(Items from a figure collection)
────────────────────
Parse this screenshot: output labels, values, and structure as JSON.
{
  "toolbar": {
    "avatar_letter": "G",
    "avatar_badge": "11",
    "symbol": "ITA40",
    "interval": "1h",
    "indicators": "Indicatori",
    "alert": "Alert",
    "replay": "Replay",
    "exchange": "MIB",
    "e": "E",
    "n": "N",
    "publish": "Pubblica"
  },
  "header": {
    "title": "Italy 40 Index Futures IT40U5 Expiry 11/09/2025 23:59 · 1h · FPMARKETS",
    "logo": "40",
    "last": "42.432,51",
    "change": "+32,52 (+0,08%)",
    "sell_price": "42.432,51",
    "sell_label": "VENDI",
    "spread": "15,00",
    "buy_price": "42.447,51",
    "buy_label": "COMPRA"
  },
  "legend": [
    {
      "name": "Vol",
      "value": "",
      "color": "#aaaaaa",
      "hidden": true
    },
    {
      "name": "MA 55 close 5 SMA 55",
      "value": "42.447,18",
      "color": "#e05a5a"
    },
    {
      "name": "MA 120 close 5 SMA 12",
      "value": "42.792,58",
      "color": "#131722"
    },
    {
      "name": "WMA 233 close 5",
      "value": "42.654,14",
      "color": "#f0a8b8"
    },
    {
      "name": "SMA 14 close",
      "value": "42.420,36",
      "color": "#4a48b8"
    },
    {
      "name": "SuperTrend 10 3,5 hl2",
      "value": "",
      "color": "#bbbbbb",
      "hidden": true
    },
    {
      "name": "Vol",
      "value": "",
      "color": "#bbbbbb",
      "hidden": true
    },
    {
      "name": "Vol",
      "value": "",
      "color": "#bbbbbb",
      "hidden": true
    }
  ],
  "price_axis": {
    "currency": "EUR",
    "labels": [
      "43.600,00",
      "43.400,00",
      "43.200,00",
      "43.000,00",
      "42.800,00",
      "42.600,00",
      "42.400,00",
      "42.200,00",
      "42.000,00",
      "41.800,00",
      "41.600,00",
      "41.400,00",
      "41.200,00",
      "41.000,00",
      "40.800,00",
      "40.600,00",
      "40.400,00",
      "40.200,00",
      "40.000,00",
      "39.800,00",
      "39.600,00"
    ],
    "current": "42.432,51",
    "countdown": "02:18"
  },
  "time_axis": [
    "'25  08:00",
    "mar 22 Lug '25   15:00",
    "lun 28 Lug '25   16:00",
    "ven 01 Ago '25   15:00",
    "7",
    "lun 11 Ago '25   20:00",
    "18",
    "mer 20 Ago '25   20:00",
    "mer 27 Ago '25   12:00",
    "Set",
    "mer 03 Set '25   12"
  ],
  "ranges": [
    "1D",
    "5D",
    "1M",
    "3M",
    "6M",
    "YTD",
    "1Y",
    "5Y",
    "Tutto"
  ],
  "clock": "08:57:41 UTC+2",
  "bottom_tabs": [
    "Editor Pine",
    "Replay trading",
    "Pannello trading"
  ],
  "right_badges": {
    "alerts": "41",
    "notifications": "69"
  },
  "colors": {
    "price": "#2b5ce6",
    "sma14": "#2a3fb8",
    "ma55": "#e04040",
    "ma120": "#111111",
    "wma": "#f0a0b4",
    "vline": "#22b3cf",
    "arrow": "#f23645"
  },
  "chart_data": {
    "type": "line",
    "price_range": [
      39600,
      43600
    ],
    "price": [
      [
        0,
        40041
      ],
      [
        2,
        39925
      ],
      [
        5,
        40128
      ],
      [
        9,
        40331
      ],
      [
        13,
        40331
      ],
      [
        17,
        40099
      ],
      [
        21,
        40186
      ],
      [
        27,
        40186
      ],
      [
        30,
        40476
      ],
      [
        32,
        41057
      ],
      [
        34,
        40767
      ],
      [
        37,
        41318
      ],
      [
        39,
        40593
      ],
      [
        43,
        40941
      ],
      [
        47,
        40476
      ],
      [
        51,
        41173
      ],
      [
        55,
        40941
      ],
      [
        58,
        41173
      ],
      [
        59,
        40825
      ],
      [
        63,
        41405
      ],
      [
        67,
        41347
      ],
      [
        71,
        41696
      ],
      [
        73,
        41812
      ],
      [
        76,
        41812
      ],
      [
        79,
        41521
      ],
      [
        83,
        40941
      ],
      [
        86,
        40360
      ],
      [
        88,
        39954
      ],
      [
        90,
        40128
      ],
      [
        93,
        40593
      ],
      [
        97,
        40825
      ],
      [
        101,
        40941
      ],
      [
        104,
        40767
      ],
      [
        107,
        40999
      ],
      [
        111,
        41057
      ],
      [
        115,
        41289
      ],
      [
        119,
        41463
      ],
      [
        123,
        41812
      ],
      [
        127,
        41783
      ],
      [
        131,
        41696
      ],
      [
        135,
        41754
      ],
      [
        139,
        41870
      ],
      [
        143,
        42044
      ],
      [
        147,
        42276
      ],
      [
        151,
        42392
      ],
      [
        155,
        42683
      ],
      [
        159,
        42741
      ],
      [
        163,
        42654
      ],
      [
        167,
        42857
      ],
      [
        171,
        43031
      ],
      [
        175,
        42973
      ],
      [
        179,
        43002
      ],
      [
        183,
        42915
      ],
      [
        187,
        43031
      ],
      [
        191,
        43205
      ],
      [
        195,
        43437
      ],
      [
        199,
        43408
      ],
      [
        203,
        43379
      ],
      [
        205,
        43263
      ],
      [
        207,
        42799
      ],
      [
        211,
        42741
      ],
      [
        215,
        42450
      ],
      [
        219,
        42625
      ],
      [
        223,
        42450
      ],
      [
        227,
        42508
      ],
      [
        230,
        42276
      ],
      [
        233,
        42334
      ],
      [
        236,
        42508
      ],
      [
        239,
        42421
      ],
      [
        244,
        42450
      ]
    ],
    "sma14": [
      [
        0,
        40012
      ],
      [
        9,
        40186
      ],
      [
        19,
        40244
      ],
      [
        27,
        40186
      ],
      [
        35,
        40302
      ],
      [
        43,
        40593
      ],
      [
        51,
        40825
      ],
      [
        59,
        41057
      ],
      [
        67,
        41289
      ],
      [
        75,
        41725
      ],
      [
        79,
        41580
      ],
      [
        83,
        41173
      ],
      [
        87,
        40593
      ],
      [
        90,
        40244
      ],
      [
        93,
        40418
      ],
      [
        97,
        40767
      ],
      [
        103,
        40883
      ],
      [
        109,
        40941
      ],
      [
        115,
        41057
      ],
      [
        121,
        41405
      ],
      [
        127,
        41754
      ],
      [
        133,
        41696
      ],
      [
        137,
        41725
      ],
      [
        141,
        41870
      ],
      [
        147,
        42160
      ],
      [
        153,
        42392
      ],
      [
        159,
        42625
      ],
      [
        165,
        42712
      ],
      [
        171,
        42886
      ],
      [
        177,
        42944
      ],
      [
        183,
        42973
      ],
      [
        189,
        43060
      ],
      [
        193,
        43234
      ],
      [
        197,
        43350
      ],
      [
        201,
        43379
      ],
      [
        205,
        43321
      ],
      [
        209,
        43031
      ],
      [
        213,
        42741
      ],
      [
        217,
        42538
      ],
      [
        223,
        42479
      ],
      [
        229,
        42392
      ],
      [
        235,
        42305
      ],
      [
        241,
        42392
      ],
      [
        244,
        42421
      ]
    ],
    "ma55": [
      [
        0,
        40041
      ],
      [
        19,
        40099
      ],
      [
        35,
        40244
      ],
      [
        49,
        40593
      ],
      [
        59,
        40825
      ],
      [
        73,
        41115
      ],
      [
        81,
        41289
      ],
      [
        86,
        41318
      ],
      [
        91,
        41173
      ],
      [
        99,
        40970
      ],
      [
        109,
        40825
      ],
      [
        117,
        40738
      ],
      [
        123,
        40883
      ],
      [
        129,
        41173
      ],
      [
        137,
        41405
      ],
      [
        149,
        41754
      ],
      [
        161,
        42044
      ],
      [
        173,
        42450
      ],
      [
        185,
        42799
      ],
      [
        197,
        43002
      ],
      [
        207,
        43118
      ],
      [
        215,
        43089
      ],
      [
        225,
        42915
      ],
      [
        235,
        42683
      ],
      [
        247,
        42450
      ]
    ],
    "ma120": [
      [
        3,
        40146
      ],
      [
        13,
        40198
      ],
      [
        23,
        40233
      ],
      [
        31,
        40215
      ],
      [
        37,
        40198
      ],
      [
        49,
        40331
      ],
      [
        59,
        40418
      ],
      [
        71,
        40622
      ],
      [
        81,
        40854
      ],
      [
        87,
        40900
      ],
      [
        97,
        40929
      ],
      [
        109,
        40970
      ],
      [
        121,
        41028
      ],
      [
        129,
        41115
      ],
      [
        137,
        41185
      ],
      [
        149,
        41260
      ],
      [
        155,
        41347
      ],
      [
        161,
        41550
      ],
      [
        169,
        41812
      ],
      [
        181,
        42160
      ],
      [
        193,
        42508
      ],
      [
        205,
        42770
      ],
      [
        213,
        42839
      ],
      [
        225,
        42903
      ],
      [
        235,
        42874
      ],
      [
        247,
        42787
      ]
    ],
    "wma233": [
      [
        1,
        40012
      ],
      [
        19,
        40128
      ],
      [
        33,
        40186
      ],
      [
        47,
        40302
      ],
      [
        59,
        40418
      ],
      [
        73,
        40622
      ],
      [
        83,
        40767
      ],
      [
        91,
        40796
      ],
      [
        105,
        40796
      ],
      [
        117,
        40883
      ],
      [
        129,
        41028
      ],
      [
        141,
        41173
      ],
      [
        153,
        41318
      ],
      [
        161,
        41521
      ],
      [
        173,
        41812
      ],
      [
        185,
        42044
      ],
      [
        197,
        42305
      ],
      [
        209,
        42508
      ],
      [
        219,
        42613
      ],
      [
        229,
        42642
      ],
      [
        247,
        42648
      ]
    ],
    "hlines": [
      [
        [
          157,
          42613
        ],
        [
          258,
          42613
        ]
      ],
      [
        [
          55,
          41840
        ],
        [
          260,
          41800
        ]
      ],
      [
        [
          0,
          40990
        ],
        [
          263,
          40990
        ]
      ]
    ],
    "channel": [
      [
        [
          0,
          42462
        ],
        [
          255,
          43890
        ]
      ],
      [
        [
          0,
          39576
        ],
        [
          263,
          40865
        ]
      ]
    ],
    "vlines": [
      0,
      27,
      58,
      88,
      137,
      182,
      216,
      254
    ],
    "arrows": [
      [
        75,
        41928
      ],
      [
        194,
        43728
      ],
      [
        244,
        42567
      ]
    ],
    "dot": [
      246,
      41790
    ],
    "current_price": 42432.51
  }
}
────────────────────
*Task goal*:
Extract every line from the records above that contains the word "labels".

*Result of this task*:
Parse this screenshot: output labels, values, and structure as JSON.
    "labels": [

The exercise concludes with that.